- [Task to carry out] Identify and pull out each line of the entries in which "title" occurs.

___ Entries shown

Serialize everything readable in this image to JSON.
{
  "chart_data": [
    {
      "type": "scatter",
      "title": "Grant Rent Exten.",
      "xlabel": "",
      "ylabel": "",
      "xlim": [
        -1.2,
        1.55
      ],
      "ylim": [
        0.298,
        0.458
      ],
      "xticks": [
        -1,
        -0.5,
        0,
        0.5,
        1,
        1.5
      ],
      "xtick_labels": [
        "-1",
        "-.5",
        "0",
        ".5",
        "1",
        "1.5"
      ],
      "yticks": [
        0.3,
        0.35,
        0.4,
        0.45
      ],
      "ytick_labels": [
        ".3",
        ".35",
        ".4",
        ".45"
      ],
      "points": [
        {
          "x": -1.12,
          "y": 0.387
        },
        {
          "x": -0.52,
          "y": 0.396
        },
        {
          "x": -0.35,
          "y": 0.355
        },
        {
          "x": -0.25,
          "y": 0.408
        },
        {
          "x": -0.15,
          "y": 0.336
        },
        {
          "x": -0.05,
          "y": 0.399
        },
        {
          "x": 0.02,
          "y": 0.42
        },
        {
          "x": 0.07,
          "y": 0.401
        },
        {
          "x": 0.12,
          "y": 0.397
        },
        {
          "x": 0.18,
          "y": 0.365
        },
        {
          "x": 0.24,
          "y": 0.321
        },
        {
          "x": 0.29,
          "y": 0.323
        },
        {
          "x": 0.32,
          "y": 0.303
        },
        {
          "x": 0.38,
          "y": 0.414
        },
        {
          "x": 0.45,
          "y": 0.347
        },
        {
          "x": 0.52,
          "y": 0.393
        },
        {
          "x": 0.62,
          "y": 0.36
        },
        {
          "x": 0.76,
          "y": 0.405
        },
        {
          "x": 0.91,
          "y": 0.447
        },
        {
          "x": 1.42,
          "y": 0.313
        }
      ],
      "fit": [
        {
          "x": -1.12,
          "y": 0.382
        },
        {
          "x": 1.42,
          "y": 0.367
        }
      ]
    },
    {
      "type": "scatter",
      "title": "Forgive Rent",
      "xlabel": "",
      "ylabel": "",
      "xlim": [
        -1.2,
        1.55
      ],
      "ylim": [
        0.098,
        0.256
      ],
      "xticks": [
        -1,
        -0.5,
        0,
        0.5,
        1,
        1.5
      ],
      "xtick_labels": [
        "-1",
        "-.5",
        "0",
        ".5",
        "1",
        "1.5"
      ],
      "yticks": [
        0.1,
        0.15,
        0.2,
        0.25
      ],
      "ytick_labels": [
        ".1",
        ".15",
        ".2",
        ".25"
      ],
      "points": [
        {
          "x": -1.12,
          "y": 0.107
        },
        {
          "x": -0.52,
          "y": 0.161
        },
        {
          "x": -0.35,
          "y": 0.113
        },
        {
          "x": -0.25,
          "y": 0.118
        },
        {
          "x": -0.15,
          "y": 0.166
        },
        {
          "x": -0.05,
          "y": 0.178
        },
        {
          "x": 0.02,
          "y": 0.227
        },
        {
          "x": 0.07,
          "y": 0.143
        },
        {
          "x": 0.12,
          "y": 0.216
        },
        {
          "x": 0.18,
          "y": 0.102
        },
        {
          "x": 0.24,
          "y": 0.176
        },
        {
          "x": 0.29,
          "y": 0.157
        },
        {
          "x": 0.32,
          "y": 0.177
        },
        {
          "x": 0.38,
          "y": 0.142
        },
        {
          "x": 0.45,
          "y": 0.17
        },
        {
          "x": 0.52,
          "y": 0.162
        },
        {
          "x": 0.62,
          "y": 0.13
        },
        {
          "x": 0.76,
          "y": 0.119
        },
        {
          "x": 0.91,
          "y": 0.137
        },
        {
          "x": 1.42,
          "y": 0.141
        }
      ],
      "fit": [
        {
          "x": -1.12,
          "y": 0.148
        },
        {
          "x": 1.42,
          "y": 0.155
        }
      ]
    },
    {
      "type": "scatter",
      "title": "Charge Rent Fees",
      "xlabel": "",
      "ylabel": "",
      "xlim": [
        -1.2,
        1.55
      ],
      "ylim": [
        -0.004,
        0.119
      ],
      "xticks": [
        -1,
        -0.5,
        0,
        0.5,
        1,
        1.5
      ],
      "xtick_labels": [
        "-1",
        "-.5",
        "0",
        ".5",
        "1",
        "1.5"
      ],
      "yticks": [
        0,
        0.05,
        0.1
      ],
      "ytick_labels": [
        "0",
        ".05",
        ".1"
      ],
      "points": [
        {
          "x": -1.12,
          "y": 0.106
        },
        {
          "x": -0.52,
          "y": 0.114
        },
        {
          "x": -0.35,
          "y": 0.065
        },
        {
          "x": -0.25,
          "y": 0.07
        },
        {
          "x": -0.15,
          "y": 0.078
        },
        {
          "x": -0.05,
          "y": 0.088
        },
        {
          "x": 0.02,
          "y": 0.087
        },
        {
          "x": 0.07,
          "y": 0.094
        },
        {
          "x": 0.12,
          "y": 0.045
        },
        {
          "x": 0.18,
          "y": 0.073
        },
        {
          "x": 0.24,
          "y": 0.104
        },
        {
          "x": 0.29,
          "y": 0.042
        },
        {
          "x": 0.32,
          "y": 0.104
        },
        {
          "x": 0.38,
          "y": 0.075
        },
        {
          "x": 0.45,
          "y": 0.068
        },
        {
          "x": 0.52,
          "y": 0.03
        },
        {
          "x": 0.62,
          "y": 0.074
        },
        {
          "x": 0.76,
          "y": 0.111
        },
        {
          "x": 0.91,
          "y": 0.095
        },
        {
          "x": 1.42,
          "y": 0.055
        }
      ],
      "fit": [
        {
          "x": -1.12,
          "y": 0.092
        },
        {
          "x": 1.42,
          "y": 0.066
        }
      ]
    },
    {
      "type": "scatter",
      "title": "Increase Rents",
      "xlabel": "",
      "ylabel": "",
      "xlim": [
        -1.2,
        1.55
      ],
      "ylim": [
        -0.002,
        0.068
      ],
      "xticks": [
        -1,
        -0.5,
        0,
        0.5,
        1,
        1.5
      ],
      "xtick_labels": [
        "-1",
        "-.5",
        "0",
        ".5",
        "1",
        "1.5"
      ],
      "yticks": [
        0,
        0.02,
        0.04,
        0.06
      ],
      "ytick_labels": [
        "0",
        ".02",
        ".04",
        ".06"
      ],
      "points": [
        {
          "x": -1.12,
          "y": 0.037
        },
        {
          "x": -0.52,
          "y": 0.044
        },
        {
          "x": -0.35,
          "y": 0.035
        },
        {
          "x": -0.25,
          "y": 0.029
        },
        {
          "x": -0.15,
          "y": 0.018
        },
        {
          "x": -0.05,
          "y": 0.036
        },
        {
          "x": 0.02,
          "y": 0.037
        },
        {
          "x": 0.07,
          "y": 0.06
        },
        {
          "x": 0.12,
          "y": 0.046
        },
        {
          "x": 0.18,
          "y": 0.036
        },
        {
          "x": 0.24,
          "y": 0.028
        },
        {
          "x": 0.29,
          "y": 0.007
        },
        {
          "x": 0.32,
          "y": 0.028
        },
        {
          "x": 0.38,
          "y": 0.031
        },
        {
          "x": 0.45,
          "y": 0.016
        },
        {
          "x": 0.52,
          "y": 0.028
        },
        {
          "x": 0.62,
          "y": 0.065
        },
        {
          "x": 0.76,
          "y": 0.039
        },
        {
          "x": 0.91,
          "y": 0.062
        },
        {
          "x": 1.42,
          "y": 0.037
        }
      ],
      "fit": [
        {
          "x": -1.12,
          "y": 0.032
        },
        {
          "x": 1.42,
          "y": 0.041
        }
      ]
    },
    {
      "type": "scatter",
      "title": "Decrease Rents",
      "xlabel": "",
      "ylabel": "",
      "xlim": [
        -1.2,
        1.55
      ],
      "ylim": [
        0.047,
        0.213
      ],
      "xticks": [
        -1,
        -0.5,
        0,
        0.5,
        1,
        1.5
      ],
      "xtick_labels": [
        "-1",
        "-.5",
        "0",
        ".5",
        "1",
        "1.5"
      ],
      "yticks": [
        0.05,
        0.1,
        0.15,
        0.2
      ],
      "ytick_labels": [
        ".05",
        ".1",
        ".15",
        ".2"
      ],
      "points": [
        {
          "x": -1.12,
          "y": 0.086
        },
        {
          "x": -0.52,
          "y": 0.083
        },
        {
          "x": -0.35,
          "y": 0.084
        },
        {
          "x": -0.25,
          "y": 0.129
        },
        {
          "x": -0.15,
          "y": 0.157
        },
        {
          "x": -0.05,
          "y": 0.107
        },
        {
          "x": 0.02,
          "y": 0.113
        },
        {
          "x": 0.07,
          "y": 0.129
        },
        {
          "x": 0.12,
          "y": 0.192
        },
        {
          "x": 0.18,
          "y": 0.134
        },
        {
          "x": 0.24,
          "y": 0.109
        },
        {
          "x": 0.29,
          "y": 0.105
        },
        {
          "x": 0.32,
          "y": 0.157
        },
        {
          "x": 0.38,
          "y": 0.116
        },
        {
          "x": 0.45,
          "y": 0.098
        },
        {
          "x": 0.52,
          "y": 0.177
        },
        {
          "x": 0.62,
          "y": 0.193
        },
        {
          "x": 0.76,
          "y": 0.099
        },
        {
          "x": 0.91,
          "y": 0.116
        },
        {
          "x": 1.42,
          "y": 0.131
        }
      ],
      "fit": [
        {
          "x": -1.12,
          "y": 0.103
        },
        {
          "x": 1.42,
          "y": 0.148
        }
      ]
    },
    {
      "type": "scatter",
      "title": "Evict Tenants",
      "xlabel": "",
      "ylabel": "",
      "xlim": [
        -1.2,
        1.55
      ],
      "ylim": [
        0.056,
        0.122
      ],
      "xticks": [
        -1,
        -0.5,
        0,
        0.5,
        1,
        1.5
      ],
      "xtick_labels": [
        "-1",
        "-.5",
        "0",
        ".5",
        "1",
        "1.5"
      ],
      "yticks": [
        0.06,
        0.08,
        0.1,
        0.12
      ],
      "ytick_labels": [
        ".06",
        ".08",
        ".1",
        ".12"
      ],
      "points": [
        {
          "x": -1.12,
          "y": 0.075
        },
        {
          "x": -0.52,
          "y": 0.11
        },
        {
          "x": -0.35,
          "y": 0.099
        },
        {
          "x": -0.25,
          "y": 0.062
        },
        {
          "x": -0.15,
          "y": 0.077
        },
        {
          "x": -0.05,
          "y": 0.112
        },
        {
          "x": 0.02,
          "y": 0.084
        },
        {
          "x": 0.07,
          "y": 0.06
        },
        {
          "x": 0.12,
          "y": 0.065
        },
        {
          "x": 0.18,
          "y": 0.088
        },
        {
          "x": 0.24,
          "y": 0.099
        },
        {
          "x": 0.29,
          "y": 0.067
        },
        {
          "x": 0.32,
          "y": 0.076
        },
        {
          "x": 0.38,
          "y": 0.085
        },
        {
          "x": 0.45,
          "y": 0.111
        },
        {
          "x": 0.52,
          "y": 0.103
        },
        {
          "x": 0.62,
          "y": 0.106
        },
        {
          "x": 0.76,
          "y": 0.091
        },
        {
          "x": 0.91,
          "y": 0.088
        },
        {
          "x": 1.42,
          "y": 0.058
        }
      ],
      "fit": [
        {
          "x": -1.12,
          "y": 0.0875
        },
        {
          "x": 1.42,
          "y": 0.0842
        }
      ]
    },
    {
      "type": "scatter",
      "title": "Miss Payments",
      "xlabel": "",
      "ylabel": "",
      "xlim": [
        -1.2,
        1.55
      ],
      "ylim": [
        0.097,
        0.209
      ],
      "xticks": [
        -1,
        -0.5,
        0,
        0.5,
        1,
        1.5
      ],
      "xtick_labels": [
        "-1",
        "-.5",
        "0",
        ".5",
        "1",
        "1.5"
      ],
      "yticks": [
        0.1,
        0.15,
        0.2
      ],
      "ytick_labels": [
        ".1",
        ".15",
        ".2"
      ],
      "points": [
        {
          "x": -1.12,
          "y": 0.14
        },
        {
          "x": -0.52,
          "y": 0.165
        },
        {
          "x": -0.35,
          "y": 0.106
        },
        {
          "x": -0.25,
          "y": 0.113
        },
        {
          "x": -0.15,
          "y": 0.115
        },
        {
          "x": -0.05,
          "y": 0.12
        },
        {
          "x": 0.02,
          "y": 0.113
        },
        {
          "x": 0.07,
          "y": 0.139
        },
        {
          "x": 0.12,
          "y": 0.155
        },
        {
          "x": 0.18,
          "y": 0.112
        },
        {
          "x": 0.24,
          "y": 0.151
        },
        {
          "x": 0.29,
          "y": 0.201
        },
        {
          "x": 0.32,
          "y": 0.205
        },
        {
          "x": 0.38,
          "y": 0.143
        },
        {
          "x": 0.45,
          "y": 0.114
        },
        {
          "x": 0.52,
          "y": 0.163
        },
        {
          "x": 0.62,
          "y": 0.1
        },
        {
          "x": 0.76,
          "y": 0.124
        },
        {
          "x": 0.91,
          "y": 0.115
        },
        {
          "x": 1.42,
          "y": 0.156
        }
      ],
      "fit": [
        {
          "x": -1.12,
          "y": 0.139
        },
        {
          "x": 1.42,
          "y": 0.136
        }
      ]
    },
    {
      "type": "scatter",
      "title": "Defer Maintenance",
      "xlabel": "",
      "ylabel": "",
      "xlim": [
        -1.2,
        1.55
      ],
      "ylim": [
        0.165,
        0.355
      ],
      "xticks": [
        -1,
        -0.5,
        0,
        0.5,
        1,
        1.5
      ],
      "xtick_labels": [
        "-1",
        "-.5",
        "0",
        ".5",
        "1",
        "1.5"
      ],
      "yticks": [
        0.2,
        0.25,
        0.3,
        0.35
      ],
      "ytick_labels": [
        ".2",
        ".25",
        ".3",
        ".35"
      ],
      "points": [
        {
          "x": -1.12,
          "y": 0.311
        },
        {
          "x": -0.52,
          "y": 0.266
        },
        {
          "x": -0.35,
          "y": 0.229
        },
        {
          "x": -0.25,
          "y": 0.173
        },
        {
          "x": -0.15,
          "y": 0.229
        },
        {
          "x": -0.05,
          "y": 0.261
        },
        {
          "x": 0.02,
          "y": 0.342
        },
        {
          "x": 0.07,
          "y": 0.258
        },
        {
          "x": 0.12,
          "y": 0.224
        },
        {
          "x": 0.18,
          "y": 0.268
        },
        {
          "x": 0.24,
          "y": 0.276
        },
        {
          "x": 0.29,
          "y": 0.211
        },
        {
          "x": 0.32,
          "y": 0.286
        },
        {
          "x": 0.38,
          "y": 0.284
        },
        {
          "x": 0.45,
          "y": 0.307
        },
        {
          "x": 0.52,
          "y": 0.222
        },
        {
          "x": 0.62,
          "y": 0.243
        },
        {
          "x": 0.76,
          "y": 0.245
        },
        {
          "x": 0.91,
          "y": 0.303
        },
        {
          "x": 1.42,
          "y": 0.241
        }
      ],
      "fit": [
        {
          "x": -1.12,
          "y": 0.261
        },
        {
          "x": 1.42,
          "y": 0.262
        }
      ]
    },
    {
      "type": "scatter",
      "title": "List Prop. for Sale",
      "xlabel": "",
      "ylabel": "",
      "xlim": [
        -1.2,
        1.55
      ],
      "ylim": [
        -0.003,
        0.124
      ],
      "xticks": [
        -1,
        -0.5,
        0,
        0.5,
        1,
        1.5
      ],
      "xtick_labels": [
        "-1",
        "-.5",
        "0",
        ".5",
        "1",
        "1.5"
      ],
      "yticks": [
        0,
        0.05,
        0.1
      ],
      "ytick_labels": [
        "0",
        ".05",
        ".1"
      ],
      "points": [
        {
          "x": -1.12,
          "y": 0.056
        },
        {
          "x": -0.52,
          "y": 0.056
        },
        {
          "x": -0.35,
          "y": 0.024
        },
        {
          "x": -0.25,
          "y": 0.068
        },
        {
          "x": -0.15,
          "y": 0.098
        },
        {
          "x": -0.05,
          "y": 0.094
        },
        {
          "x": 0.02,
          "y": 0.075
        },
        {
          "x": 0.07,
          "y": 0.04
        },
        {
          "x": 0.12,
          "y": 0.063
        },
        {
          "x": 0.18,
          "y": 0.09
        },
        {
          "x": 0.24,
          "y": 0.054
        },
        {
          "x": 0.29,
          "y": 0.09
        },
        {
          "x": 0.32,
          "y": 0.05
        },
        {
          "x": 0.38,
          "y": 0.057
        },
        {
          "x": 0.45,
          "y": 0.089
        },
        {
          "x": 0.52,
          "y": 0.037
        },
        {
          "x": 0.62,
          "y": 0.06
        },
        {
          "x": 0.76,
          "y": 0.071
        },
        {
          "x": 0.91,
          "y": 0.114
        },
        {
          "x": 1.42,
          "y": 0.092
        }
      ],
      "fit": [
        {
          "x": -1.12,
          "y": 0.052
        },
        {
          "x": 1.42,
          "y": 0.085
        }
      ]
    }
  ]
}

______

- [Full answer]
      "title": "Grant Rent Exten.",
      "title": "Forgive Rent",
      "title": "Charge Rent Fees",
      "title": "Increase Rents",
      "title": "Decrease Rents",
      "title": "Evict Tenants",
      "title": "Miss Payments",
      "title": "Defer Maintenance",
      "title": "List Prop. for Sale",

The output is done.